Exercise goal - Reproduce all of the data exactly, with no line skipped.
------ Dataset excerpts
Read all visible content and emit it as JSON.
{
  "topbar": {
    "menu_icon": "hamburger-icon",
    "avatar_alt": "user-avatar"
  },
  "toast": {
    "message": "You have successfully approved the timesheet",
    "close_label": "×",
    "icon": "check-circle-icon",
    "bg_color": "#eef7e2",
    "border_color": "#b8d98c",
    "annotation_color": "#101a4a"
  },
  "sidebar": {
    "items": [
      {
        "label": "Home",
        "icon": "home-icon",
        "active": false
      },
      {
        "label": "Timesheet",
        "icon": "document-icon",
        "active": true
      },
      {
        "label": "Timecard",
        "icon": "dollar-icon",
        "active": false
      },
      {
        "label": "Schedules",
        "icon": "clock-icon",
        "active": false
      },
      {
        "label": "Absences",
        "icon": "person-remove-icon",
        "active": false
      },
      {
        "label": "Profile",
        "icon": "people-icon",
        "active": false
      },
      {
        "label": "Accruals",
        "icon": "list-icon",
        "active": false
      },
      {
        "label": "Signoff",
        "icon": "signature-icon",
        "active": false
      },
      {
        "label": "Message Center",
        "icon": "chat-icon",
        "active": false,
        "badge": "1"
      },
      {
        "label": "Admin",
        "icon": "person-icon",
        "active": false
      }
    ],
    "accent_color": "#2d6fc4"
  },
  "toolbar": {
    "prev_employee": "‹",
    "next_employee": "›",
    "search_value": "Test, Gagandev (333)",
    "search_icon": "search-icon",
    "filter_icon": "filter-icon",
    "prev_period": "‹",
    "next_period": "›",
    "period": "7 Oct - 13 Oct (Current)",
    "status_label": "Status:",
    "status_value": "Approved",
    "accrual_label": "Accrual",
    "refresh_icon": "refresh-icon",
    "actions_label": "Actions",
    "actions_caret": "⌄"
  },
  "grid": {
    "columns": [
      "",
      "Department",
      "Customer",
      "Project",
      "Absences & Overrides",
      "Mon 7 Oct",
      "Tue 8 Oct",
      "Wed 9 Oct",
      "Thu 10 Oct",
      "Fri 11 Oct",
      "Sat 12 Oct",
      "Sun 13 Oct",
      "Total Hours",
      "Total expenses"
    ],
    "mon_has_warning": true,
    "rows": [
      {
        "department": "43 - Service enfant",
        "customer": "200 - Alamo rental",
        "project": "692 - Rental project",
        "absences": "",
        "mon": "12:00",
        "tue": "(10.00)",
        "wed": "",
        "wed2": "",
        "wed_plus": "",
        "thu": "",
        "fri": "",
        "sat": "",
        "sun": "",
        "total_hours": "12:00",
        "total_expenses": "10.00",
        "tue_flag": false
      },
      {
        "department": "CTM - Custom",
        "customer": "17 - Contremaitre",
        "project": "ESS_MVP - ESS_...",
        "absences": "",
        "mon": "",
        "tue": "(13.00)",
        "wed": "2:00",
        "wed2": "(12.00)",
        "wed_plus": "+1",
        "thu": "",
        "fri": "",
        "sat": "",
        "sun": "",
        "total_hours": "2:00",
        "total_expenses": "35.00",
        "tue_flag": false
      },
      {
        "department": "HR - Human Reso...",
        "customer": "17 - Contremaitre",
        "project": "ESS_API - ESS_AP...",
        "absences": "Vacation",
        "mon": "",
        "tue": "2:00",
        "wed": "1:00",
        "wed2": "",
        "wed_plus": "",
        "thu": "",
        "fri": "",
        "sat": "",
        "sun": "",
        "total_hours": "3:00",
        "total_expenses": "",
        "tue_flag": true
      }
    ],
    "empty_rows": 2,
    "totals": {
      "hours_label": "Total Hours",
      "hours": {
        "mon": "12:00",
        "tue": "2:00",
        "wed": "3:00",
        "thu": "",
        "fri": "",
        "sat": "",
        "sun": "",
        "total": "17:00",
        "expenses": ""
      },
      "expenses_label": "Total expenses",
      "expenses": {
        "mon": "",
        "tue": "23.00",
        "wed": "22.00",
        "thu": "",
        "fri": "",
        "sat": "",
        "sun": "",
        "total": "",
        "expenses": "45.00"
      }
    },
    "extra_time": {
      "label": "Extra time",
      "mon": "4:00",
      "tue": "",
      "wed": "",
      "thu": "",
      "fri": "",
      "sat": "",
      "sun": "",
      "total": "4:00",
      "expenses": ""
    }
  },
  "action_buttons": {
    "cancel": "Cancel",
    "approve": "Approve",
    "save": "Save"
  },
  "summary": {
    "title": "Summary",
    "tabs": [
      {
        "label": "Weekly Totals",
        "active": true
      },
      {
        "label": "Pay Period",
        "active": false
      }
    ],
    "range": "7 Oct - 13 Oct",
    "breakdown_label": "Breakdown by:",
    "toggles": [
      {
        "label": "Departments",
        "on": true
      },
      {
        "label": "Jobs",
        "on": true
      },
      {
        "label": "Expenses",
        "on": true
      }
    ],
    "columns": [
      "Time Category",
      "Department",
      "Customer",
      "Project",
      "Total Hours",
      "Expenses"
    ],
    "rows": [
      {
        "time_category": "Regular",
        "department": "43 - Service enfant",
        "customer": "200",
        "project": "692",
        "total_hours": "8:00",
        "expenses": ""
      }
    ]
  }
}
------------
Expected answer -
Read all visible content and emit it as JSON.
{
  "topbar": {
    "menu_icon": "hamburger-icon",
    "avatar_alt": "user-avatar"
  },
  "toast": {
    "message": "You have successfully approved the timesheet",
    "close_label": "×",
    "icon": "check-circle-icon",
    "bg_color": "#eef7e2",
    "border_color": "#b8d98c",
    "annotation_color": "#101a4a"
  },
  "sidebar": {
    "items": [
      {
        "label": "Home",
        "icon": "home-icon",
        "active": false
      },
      {
        "label": "Timesheet",
        "icon": "document-icon",
        "active": true
      },
      {
        "label": "Timecard",
        "icon": "dollar-icon",
        "active": false
      },
      {
        "label": "Schedules",
        "icon": "clock-icon",
        "active": false
      },
      {
        "label": "Absences",
        "icon": "person-remove-icon",
        "active": false
      },
      {
        "label": "Profile",
        "icon": "people-icon",
        "active": false
      },
      {
        "label": "Accruals",
        "icon": "list-icon",
        "active": false
      },
      {
        "label": "Signoff",
        "icon": "signature-icon",
        "active": false
      },
      {
        "label": "Message Center",
        "icon": "chat-icon",
        "active": false,
        "badge": "1"
      },
      {
        "label": "Admin",
        "icon": "person-icon",
        "active": false
      }
    ],
    "accent_color": "#2d6fc4"
  },
  "toolbar": {
    "prev_employee": "‹",
    "next_employee": "›",
    "search_value": "Test, Gagandev (333)",
    "search_icon": "search-icon",
    "filter_icon": "filter-icon",
    "prev_period": "‹",
    "next_period": "›",
    "period": "7 Oct - 13 Oct (Current)",
    "status_label": "Status:",
    "status_value": "Approved",
    "accrual_label": "Accrual",
    "refresh_icon": "refresh-icon",
    "actions_label": "Actions",
    "actions_caret": "⌄"
  },
  "grid": {
    "columns": [
      "",
      "Department",
      "Customer",
      "Project",
      "Absences & Overrides",
      "Mon 7 Oct",
      "Tue 8 Oct",
      "Wed 9 Oct",
      "Thu 10 Oct",
      "Fri 11 Oct",
      "Sat 12 Oct",
      "Sun 13 Oct",
      "Total Hours",
      "Total expenses"
    ],
    "mon_has_warning": true,
    "rows": [
      {
        "department": "43 - Service enfant",
        "customer": "200 - Alamo rental",
        "project": "692 - Rental project",
        "absences": "",
        "mon": "12:00",
        "tue": "(10.00)",
        "wed": "",
        "wed2": "",
        "wed_plus": "",
        "thu": "",
        "fri": "",
        "sat": "",
        "sun": "",
        "total_hours": "12:00",
        "total_expenses": "10.00",
        "tue_flag": false
      },
      {
        "department": "CTM - Custom",
        "customer": "17 - Contremaitre",
        "project": "ESS_MVP - ESS_...",
        "absences": "",
        "mon": "",
        "tue": "(13.00)",
        "wed": "2:00",
        "wed2": "(12.00)",
        "wed_plus": "+1",
        "thu": "",
        "fri": "",
        "sat": "",
        "sun": "",
        "total_hours": "2:00",
        "total_expenses": "35.00",
        "tue_flag": false
      },
      {
        "department": "HR - Human Reso...",
        "customer": "17 - Contremaitre",
        "project": "ESS_API - ESS_AP...",
        "absences": "Vacation",
        "mon": "",
        "tue": "2:00",
        "wed": "1:00",
        "wed2": "",
        "wed_plus": "",
        "thu": "",
        "fri": "",
        "sat": "",
        "sun": "",
        "total_hours": "3:00",
        "total_expenses": "",
        "tue_flag": true
      }
    ],
    "empty_rows": 2,
    "totals": {
      "hours_label": "Total Hours",
      "hours": {
        "mon": "12:00",
        "tue": "2:00",
        "wed": "3:00",
        "thu": "",
        "fri": "",
        "sat": "",
        "sun": "",
        "total": "17:00",
        "expenses": ""
      },
      "expenses_label": "Total expenses",
      "expenses": {
        "mon": "",
        "tue": "23.00",
        "wed": "22.00",
        "thu": "",
        "fri": "",
        "sat": "",
        "sun": "",
        "total": "",
        "expenses": "45.00"
      }
    },
    "extra_time": {
      "label": "Extra time",
      "mon": "4:00",
      "tue": "",
      "wed": "",
      "thu": "",
      "fri": "",
      "sat": "",
      "sun": "",
      "total": "4:00",
      "expenses": ""
    }
  },
  "action_buttons": {
    "cancel": "Cancel",
    "approve": "Approve",
    "save": "Save"
  },
  "summary": {
    "title": "Summary",
    "tabs": [
      {
        "label": "Weekly Totals",
        "active": true
      },
      {
        "label": "Pay Period",
        "active": false
      }
    ],
    "range": "7 Oct - 13 Oct",
    "breakdown_label": "Breakdown by:",
    "toggles": [
      {
        "label": "Departments",
        "on": true
      },
      {
        "label": "Jobs",
        "on": true
      },
      {
        "label": "Expenses",
        "on": true
      }
    ],
    "columns": [
      "Time Category",
      "Department",
      "Customer",
      "Project",
      "Total Hours",
      "Expenses"
    ],
    "rows": [
      {
        "time_category": "Regular",
        "department": "43 - Service enfant",
        "customer": "200",
        "project": "692",
        "total_hours": "8:00",
        "expenses": ""
      }
    ]
  }
}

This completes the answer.